» **STATED GOAL**: Retype nothing but the lines running from the line that contains "Read this page and output its text content." to the last line, both ends included, and skip every image.

» **TASK INPUT**:
##############################
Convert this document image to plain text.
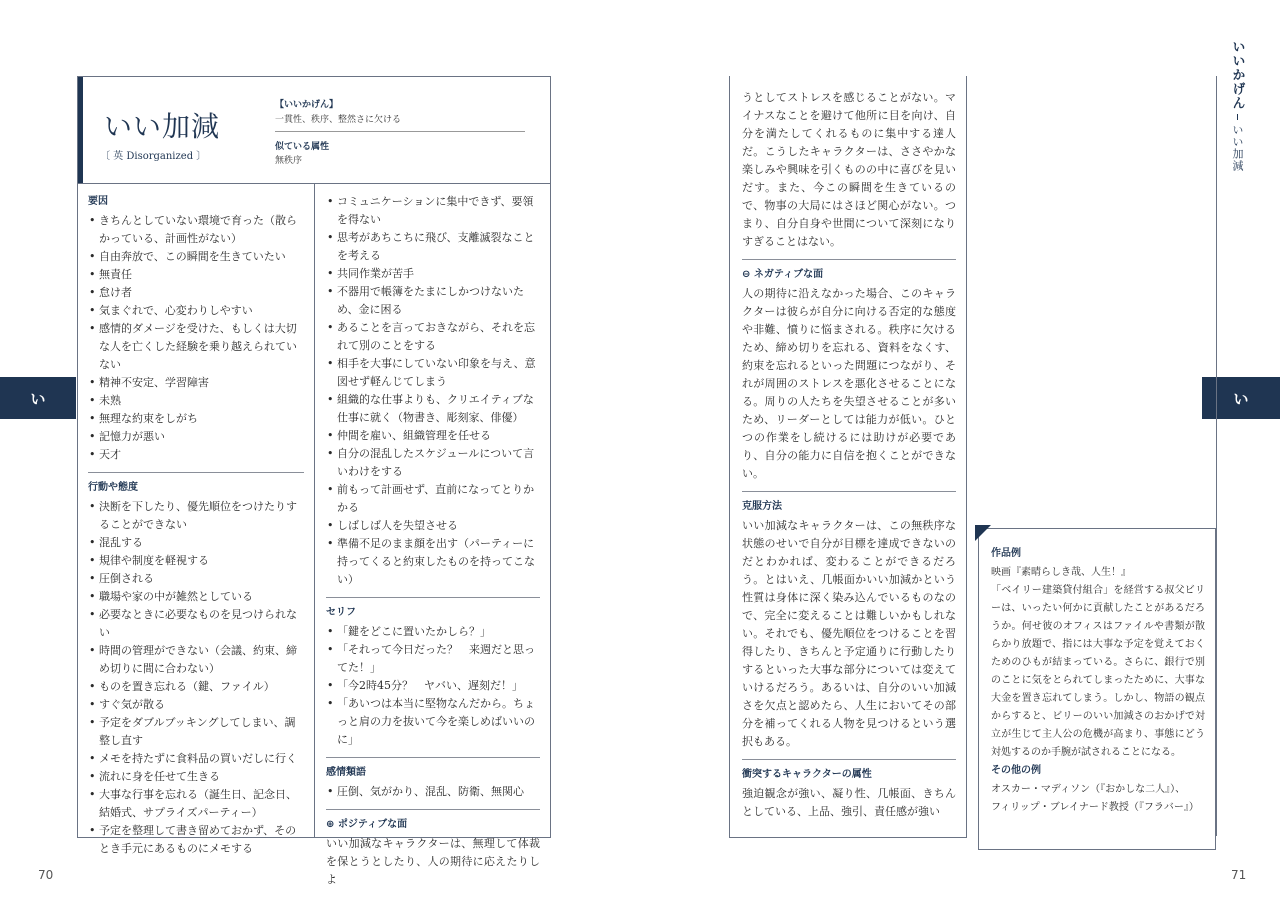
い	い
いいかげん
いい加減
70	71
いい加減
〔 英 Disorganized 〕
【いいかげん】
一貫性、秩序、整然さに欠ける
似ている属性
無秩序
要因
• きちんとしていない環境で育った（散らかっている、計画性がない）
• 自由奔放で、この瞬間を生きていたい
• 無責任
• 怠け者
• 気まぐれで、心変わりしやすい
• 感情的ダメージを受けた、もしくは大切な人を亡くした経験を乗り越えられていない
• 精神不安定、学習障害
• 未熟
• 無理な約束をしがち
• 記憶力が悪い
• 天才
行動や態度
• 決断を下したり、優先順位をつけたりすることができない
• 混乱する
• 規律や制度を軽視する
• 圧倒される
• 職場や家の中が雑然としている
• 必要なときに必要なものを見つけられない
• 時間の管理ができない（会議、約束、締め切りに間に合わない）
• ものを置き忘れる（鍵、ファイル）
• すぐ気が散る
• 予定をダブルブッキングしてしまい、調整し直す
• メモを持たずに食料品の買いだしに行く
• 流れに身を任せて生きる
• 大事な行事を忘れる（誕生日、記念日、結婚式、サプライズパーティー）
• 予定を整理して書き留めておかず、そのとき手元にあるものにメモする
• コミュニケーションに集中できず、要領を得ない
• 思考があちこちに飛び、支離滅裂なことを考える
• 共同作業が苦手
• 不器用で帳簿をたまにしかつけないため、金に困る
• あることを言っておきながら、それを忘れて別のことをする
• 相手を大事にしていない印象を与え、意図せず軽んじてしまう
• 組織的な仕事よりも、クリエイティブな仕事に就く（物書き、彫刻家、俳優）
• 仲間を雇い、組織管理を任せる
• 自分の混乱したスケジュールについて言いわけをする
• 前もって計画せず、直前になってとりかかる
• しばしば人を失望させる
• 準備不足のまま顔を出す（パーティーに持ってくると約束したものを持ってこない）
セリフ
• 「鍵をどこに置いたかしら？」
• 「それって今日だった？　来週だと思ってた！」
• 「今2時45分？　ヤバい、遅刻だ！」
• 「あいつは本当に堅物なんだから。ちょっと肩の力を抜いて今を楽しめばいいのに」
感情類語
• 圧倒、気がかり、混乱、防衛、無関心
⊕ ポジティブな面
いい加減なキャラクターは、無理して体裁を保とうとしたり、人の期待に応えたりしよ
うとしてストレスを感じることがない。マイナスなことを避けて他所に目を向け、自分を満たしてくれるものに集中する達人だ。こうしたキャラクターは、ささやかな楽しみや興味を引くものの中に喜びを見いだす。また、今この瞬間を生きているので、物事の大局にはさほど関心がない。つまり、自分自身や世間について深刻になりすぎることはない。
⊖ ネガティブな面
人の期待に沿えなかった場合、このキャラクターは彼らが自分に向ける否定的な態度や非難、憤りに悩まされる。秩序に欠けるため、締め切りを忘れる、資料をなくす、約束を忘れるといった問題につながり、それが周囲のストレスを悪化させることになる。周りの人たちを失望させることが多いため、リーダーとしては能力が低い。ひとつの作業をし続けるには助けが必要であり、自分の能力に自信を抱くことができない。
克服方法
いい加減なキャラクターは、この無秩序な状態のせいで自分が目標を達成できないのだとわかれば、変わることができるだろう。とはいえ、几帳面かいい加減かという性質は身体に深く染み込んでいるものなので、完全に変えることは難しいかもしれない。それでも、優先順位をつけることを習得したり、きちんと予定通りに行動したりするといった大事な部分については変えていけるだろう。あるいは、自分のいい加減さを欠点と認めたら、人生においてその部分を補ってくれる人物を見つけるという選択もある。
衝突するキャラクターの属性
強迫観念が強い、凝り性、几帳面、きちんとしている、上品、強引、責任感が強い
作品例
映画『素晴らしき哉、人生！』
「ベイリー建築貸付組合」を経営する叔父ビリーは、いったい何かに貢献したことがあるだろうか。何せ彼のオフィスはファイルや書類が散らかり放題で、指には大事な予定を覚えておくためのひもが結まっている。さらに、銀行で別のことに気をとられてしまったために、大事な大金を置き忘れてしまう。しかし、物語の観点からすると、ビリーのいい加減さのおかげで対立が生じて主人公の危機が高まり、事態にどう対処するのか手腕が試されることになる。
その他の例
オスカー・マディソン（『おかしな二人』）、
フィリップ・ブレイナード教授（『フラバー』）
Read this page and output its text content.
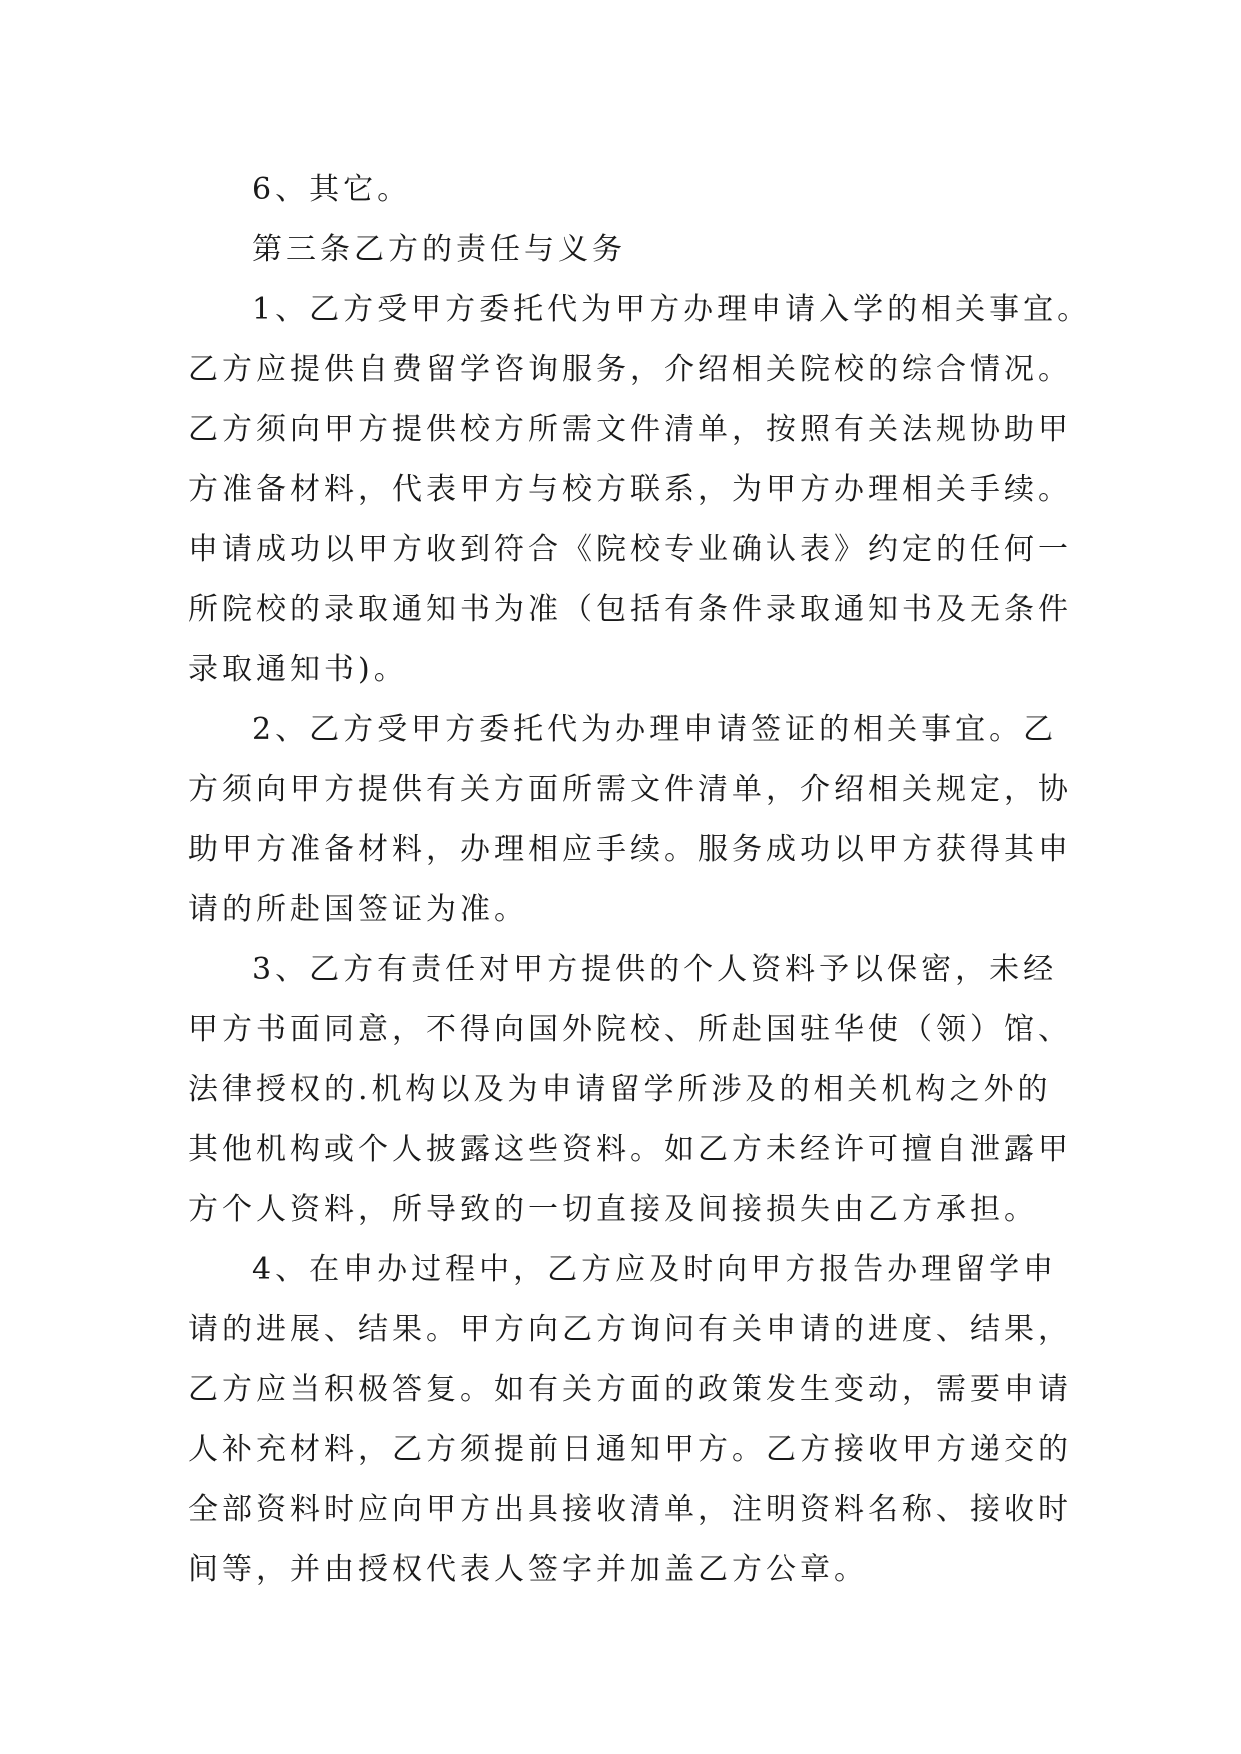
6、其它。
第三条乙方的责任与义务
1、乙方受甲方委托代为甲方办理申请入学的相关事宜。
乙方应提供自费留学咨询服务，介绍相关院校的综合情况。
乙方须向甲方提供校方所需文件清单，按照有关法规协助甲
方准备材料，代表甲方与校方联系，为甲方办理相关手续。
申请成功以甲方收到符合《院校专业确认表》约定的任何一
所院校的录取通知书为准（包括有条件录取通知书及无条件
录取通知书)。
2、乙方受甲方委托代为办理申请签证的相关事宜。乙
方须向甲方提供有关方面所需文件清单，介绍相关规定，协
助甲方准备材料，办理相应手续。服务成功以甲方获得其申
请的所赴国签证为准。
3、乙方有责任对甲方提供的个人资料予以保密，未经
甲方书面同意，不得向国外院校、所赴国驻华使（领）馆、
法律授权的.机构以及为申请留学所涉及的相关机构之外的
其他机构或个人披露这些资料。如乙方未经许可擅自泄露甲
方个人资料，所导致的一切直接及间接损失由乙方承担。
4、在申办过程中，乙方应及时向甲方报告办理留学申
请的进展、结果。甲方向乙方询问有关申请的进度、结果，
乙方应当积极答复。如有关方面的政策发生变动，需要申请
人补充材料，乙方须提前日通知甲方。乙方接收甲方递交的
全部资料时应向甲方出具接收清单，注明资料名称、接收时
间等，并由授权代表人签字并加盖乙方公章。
##############################
» **OUTPUT OF THE TASK**:
Read this page and output its text content.
6、其它。
第三条乙方的责任与义务
1、乙方受甲方委托代为甲方办理申请入学的相关事宜。
乙方应提供自费留学咨询服务，介绍相关院校的综合情况。
乙方须向甲方提供校方所需文件清单，按照有关法规协助甲
方准备材料，代表甲方与校方联系，为甲方办理相关手续。
申请成功以甲方收到符合《院校专业确认表》约定的任何一
所院校的录取通知书为准（包括有条件录取通知书及无条件
录取通知书)。
2、乙方受甲方委托代为办理申请签证的相关事宜。乙
方须向甲方提供有关方面所需文件清单，介绍相关规定，协
助甲方准备材料，办理相应手续。服务成功以甲方获得其申
请的所赴国签证为准。
3、乙方有责任对甲方提供的个人资料予以保密，未经
甲方书面同意，不得向国外院校、所赴国驻华使（领）馆、
法律授权的.机构以及为申请留学所涉及的相关机构之外的
其他机构或个人披露这些资料。如乙方未经许可擅自泄露甲
方个人资料，所导致的一切直接及间接损失由乙方承担。
4、在申办过程中，乙方应及时向甲方报告办理留学申
请的进展、结果。甲方向乙方询问有关申请的进度、结果，
乙方应当积极答复。如有关方面的政策发生变动，需要申请
人补充材料，乙方须提前日通知甲方。乙方接收甲方递交的
全部资料时应向甲方出具接收清单，注明资料名称、接收时
间等，并由授权代表人签字并加盖乙方公章。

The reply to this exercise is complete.